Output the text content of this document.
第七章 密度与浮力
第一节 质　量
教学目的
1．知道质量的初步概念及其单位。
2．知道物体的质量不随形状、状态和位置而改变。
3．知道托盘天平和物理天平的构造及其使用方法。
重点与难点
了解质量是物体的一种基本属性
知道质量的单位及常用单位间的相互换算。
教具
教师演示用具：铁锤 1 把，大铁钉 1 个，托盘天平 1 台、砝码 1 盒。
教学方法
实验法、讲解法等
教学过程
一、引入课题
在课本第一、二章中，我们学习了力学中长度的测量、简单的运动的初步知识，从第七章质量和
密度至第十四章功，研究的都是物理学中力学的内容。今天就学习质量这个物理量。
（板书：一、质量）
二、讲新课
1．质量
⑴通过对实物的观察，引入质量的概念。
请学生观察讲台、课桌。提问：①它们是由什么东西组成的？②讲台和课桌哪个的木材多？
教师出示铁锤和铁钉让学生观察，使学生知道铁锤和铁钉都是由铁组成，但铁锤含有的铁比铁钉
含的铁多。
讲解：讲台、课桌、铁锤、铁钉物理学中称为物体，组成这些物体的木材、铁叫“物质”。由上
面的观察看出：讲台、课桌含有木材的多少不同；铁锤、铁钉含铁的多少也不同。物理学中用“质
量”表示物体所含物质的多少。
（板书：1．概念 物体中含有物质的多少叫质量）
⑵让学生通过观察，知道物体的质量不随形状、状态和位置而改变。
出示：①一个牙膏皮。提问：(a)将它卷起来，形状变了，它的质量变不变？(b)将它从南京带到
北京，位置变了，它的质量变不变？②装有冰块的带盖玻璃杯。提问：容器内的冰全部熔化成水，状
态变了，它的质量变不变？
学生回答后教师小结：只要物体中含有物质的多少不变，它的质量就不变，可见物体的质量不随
· · · · · · ·
## [WHAT THE TASK REQUIRES]
Look through the material and copy each line that has "它的质量变不变".

## [EXERCISE OUTPUT]
出示：①一个牙膏皮。提问：(a)将它卷起来，形状变了，它的质量变不变？(b)将它从南京带到
北京，位置变了，它的质量变不变？②装有冰块的带盖玻璃杯。提问：容器内的冰全部熔化成水，状
态变了，它的质量变不变？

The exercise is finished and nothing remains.